» **WHAT TO WORK ON**:
Pick up the review of Gillick's work below and continue it from its last sentence.

» **PAGE EXTRACT**:
───

Given his obsession with institutional structures, Gillick has an oddly casual approach to the ways in which the sources and references behind his work are—or are not—communicated. In Chicago, for example, it was left to curator Dominic Molon to provide clues in the exhibition’s supplemental material. Within such a highly theorized practice, this gap suggests that Gillick may consider the specific references to be necessary only to his own productive process and that he intends reception to take place on a more ambiguous, even atmospheric, level. And yet he does not actively suppress the revelation of these references, so he might intend for them to trickle out via “discussions” such as this very review.

Perhaps the sparest example of this strategy is the percussive sound track that projected from a ceiling-mounted speaker toward one corner of the gallery. Its nearly uniform rhythm suggested a factory environment similar to that described by the text projected nearby, taken from two of the artist’s ongoing writing projects, Factories in the Snow, 2006, and the unpublished Construcción de Uno—Construction of One. The museum’s information sheet and a published interview with Gillick add far more specific references. We learn that the audio is meant to recall the drum track of the 1979 Joy Division song “She’s Lost Control,” creating a half joke about control and industrial production that resonates more deeply with the projected text. The Joy Division reference is further meant to evoke the album covers of Peter Saville, graphic designer for Factory Records, who was himself influenced by “the cool, disciplined ‘New Typography’ of [Jan] Tschichold,” an important advocate of modernist typography and design in 1920s Germany. This is, then, the audio equivalent of the geometric poster: the apparently meaningless thump, thump, thump, thump standing in for a very specific line of associations that carries us deep into Gillick’s obsession with modernism and its legacy.

───

(Document understanding data)

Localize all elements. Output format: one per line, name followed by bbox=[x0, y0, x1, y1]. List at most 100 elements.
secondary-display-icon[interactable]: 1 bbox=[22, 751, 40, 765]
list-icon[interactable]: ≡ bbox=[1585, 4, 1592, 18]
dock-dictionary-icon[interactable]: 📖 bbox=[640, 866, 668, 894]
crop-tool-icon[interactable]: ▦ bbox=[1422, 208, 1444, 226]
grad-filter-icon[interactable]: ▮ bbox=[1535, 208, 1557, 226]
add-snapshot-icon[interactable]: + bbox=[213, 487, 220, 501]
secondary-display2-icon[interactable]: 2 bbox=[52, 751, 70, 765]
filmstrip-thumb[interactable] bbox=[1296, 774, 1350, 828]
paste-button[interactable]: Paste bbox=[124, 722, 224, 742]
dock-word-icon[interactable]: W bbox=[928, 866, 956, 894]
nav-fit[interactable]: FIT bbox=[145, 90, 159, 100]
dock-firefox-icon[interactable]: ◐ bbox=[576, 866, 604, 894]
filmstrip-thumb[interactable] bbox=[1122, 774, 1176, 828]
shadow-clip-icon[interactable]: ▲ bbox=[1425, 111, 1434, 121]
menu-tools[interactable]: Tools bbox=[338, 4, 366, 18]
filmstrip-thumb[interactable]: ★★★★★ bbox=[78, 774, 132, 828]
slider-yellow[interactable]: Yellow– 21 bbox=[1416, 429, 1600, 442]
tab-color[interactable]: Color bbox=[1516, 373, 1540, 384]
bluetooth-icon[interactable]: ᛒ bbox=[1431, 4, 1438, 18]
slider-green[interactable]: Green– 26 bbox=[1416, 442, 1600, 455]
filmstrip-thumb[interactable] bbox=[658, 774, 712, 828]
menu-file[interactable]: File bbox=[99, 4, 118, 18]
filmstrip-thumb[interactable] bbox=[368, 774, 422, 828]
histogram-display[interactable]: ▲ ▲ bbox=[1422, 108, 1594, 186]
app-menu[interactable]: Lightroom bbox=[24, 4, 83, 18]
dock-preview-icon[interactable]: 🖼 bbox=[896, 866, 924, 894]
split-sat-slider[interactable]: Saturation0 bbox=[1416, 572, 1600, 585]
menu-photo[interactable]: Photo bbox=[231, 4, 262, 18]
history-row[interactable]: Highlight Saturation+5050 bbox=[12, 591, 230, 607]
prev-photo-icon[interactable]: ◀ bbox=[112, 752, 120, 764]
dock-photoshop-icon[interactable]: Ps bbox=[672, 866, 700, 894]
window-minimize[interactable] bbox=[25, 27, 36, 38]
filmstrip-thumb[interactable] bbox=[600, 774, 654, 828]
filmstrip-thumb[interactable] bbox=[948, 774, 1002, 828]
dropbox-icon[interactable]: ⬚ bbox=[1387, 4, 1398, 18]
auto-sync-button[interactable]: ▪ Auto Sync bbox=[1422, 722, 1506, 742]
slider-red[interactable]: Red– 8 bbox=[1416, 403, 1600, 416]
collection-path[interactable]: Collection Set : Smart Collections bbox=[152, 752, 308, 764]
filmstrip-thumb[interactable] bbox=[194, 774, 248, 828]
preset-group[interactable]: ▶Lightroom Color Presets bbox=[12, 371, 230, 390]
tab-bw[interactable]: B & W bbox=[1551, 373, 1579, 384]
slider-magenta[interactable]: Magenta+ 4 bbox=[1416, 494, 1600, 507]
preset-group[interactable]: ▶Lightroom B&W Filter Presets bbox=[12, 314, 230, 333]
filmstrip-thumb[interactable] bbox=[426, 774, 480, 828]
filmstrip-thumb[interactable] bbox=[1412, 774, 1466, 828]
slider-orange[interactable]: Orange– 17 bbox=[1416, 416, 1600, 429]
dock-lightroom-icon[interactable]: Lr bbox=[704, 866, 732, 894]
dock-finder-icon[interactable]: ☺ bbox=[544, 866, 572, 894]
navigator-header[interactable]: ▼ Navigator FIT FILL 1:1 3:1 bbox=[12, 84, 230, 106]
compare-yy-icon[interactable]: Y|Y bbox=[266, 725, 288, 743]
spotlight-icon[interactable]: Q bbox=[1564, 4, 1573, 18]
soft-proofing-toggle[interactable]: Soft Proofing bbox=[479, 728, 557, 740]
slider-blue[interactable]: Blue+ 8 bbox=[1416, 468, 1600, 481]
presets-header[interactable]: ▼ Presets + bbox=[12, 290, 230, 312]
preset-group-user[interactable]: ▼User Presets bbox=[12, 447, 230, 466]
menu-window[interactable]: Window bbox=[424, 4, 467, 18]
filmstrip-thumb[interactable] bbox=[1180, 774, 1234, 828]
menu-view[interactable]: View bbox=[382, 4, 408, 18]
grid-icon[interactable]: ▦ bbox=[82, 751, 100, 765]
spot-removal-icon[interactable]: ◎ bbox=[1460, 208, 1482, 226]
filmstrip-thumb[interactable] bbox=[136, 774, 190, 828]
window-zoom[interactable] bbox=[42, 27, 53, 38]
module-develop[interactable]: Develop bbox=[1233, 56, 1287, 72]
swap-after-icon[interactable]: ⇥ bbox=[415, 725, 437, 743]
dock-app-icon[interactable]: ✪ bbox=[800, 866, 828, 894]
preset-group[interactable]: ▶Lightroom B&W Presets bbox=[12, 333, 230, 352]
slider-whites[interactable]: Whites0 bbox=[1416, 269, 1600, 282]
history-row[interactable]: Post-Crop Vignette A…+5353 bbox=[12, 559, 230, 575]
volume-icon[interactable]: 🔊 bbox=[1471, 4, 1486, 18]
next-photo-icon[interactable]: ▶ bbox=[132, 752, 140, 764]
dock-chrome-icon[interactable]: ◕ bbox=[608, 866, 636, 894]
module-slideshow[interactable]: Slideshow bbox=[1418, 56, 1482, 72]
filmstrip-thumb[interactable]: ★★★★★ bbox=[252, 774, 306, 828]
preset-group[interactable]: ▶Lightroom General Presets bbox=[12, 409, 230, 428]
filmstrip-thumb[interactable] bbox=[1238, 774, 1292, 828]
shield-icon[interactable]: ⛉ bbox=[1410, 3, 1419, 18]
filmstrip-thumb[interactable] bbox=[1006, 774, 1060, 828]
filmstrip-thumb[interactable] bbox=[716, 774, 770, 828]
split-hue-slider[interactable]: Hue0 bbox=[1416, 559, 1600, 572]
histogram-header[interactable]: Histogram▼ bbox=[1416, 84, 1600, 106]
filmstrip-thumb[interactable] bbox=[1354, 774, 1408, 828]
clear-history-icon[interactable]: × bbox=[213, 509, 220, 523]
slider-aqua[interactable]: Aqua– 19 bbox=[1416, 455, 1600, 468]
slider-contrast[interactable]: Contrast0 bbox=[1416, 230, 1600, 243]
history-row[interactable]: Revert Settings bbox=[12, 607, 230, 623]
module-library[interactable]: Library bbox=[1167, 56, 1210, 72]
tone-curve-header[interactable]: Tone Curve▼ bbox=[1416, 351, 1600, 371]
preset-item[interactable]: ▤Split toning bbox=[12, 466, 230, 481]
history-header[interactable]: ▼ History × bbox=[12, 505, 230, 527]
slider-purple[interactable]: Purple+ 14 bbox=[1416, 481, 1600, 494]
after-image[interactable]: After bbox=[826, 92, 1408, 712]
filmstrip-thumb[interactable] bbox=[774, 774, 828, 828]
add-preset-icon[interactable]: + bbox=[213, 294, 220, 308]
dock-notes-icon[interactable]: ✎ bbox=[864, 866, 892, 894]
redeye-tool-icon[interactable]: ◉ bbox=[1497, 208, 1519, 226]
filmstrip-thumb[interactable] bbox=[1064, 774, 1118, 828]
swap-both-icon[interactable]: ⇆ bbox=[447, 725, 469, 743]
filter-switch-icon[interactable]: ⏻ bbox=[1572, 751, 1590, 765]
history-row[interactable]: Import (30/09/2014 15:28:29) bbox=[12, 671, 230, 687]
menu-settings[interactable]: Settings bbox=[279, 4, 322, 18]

───

» **EXERCISE RESULT**:
Above this all hovered the show’s single grand gesture: the glowing, candy-colored ceiling grid that Gillick created by simply replacing the museum’s standard white light covers with a random pattern of brightly tinted transparent ones. The result was a large-scale version of the gridded “discussion platforms” that are Gillick’s best-known works—a fittingly retrospective gesture linked to the poster’s suggestion that the entire gallery should, or could, become a Socratic space. Yet while the architectural impact of the intervention was strong—revealing the conduit and fluorescent fixtures usually hidden above the ceiling while focusing attention on this plane and its rationalizing grid—the effect was, again, not directly critical but ambiguous. The gallery’s white box was not so much challenged as repurposed.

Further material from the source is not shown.